> [Directions for this task]: Only the number is wanted: count the lines in the data with "RHESSI" in them.

> [Records for processing]:

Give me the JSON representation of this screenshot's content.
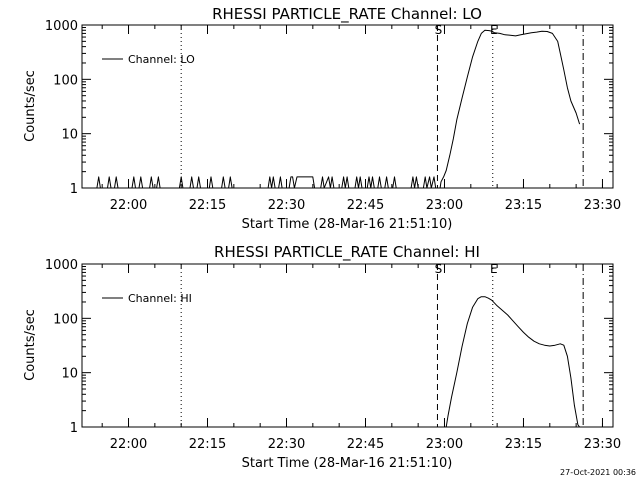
{
  "footer_timestamp": "27-Oct-2021 00:36",
  "chart_data": [
    {
      "type": "line",
      "title": "RHESSI PARTICLE_RATE Channel: LO",
      "xlabel": "Start Time (28-Mar-16 21:51:10)",
      "ylabel": "Counts/sec",
      "y_scale": "log",
      "ylim": [
        1,
        1000
      ],
      "xlim": [
        "21:51:10",
        "23:32:00"
      ],
      "x_ticks": [
        "22:00",
        "22:15",
        "22:30",
        "22:45",
        "23:00",
        "23:15",
        "23:30"
      ],
      "y_ticks": [
        "1",
        "10",
        "100",
        "1000"
      ],
      "legend": {
        "label": "Channel: LO",
        "placement": "top-left"
      },
      "markers": [
        {
          "label": "S",
          "time": "22:58:40",
          "style": "dashed"
        },
        {
          "label": "E",
          "time": "23:09:10",
          "style": "dotted"
        },
        {
          "label": "",
          "time": "22:10:00",
          "style": "dotted"
        },
        {
          "label": "",
          "time": "23:26:20",
          "style": "dashdot"
        }
      ],
      "series": [
        {
          "name": "Channel: LO",
          "points": [
            [
              "21:51:10",
              1
            ],
            [
              "21:54:00",
              1
            ],
            [
              "21:54:20",
              1.6
            ],
            [
              "21:54:40",
              1
            ],
            [
              "21:56:00",
              1
            ],
            [
              "21:56:20",
              1.6
            ],
            [
              "21:56:40",
              1
            ],
            [
              "21:57:20",
              1
            ],
            [
              "21:57:40",
              1.6
            ],
            [
              "21:58:00",
              1
            ],
            [
              "22:00:40",
              1
            ],
            [
              "22:01:00",
              1.6
            ],
            [
              "22:01:20",
              1
            ],
            [
              "22:02:00",
              1
            ],
            [
              "22:02:20",
              1.6
            ],
            [
              "22:02:40",
              1
            ],
            [
              "22:04:00",
              1
            ],
            [
              "22:04:20",
              1.6
            ],
            [
              "22:04:40",
              1
            ],
            [
              "22:05:20",
              1
            ],
            [
              "22:05:40",
              1.6
            ],
            [
              "22:06:00",
              1
            ],
            [
              "22:09:40",
              1
            ],
            [
              "22:10:00",
              1.6
            ],
            [
              "22:10:20",
              1
            ],
            [
              "22:11:40",
              1
            ],
            [
              "22:12:00",
              1.6
            ],
            [
              "22:12:20",
              1
            ],
            [
              "22:13:00",
              1
            ],
            [
              "22:13:20",
              1.6
            ],
            [
              "22:13:40",
              1
            ],
            [
              "22:15:20",
              1
            ],
            [
              "22:15:40",
              1.6
            ],
            [
              "22:16:00",
              1
            ],
            [
              "22:17:40",
              1
            ],
            [
              "22:18:00",
              1.6
            ],
            [
              "22:18:20",
              1
            ],
            [
              "22:19:00",
              1
            ],
            [
              "22:19:20",
              1.6
            ],
            [
              "22:19:40",
              1
            ],
            [
              "22:26:30",
              1
            ],
            [
              "22:26:50",
              1.6
            ],
            [
              "22:27:10",
              1
            ],
            [
              "22:27:30",
              1.6
            ],
            [
              "22:27:50",
              1
            ],
            [
              "22:28:30",
              1
            ],
            [
              "22:28:50",
              1.6
            ],
            [
              "22:29:10",
              1
            ],
            [
              "22:30:30",
              1
            ],
            [
              "22:30:50",
              1.6
            ],
            [
              "22:31:10",
              1.6
            ],
            [
              "22:31:30",
              1
            ],
            [
              "22:32:00",
              1.6
            ],
            [
              "22:35:00",
              1.6
            ],
            [
              "22:35:20",
              1
            ],
            [
              "22:36:30",
              1
            ],
            [
              "22:36:50",
              1.6
            ],
            [
              "22:37:10",
              1
            ],
            [
              "22:38:00",
              1.6
            ],
            [
              "22:38:20",
              1
            ],
            [
              "22:38:40",
              1.6
            ],
            [
              "22:39:00",
              1
            ],
            [
              "22:40:30",
              1
            ],
            [
              "22:40:50",
              1.6
            ],
            [
              "22:41:10",
              1
            ],
            [
              "22:41:30",
              1.6
            ],
            [
              "22:41:50",
              1
            ],
            [
              "22:43:00",
              1
            ],
            [
              "22:43:20",
              1.6
            ],
            [
              "22:43:40",
              1
            ],
            [
              "22:44:00",
              1.6
            ],
            [
              "22:44:20",
              1
            ],
            [
              "22:45:20",
              1
            ],
            [
              "22:45:40",
              1.6
            ],
            [
              "22:46:00",
              1
            ],
            [
              "22:46:20",
              1.6
            ],
            [
              "22:46:40",
              1
            ],
            [
              "22:47:20",
              1
            ],
            [
              "22:47:40",
              1.6
            ],
            [
              "22:48:00",
              1
            ],
            [
              "22:48:40",
              1
            ],
            [
              "22:49:00",
              1.6
            ],
            [
              "22:49:20",
              1
            ],
            [
              "22:50:10",
              1
            ],
            [
              "22:50:30",
              1.6
            ],
            [
              "22:50:50",
              1
            ],
            [
              "22:53:40",
              1
            ],
            [
              "22:54:00",
              1.6
            ],
            [
              "22:54:20",
              1
            ],
            [
              "22:54:40",
              1.6
            ],
            [
              "22:55:00",
              1
            ],
            [
              "22:56:00",
              1
            ],
            [
              "22:56:20",
              1.6
            ],
            [
              "22:56:40",
              1
            ],
            [
              "22:57:10",
              1.6
            ],
            [
              "22:57:30",
              1
            ],
            [
              "22:58:00",
              1.6
            ],
            [
              "22:58:20",
              1
            ],
            [
              "22:59:10",
              1
            ],
            [
              "22:59:20",
              1.3
            ],
            [
              "22:59:50",
              1.6
            ],
            [
              "23:00:20",
              2.1
            ],
            [
              "23:01:00",
              4
            ],
            [
              "23:01:40",
              8
            ],
            [
              "23:02:20",
              18
            ],
            [
              "23:03:20",
              45
            ],
            [
              "23:04:20",
              110
            ],
            [
              "23:05:20",
              260
            ],
            [
              "23:06:20",
              500
            ],
            [
              "23:07:00",
              700
            ],
            [
              "23:07:40",
              800
            ],
            [
              "23:08:30",
              790
            ],
            [
              "23:09:00",
              770
            ],
            [
              "23:09:30",
              720
            ],
            [
              "23:10:30",
              700
            ],
            [
              "23:11:30",
              660
            ],
            [
              "23:12:30",
              650
            ],
            [
              "23:13:30",
              630
            ],
            [
              "23:14:30",
              660
            ],
            [
              "23:15:30",
              690
            ],
            [
              "23:16:30",
              720
            ],
            [
              "23:17:30",
              740
            ],
            [
              "23:18:30",
              770
            ],
            [
              "23:19:30",
              760
            ],
            [
              "23:20:30",
              700
            ],
            [
              "23:21:30",
              500
            ],
            [
              "23:22:00",
              300
            ],
            [
              "23:22:40",
              150
            ],
            [
              "23:23:20",
              70
            ],
            [
              "23:24:00",
              40
            ],
            [
              "23:25:00",
              24
            ],
            [
              "23:25:40",
              15
            ]
          ]
        }
      ]
    },
    {
      "type": "line",
      "title": "RHESSI PARTICLE_RATE Channel: HI",
      "xlabel": "Start Time (28-Mar-16 21:51:10)",
      "ylabel": "Counts/sec",
      "y_scale": "log",
      "ylim": [
        1,
        1000
      ],
      "xlim": [
        "21:51:10",
        "23:32:00"
      ],
      "x_ticks": [
        "22:00",
        "22:15",
        "22:30",
        "22:45",
        "23:00",
        "23:15",
        "23:30"
      ],
      "y_ticks": [
        "1",
        "10",
        "100",
        "1000"
      ],
      "legend": {
        "label": "Channel: HI",
        "placement": "top-left"
      },
      "markers": [
        {
          "label": "S",
          "time": "22:58:40",
          "style": "dashed"
        },
        {
          "label": "E",
          "time": "23:09:10",
          "style": "dotted"
        },
        {
          "label": "",
          "time": "22:10:00",
          "style": "dotted"
        },
        {
          "label": "",
          "time": "23:26:20",
          "style": "dashdot"
        }
      ],
      "series": [
        {
          "name": "Channel: HI",
          "points": [
            [
              "22:59:40",
              0.8
            ],
            [
              "23:00:20",
              1
            ],
            [
              "23:00:40",
              1.6
            ],
            [
              "23:01:20",
              3.5
            ],
            [
              "23:02:20",
              10
            ],
            [
              "23:03:20",
              30
            ],
            [
              "23:04:20",
              80
            ],
            [
              "23:05:20",
              160
            ],
            [
              "23:06:20",
              230
            ],
            [
              "23:07:00",
              250
            ],
            [
              "23:07:40",
              250
            ],
            [
              "23:08:20",
              235
            ],
            [
              "23:09:00",
              215
            ],
            [
              "23:10:00",
              170
            ],
            [
              "23:11:00",
              140
            ],
            [
              "23:12:00",
              115
            ],
            [
              "23:13:00",
              90
            ],
            [
              "23:14:00",
              70
            ],
            [
              "23:15:00",
              55
            ],
            [
              "23:16:00",
              45
            ],
            [
              "23:17:00",
              38
            ],
            [
              "23:18:00",
              34
            ],
            [
              "23:19:00",
              32
            ],
            [
              "23:20:00",
              31
            ],
            [
              "23:21:00",
              32
            ],
            [
              "23:22:00",
              34
            ],
            [
              "23:22:40",
              32
            ],
            [
              "23:23:20",
              20
            ],
            [
              "23:24:00",
              8
            ],
            [
              "23:24:40",
              2.5
            ],
            [
              "23:25:20",
              1.1
            ],
            [
              "23:25:40",
              0.8
            ]
          ]
        }
      ]
    }
  ]
}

> [Output below]: 2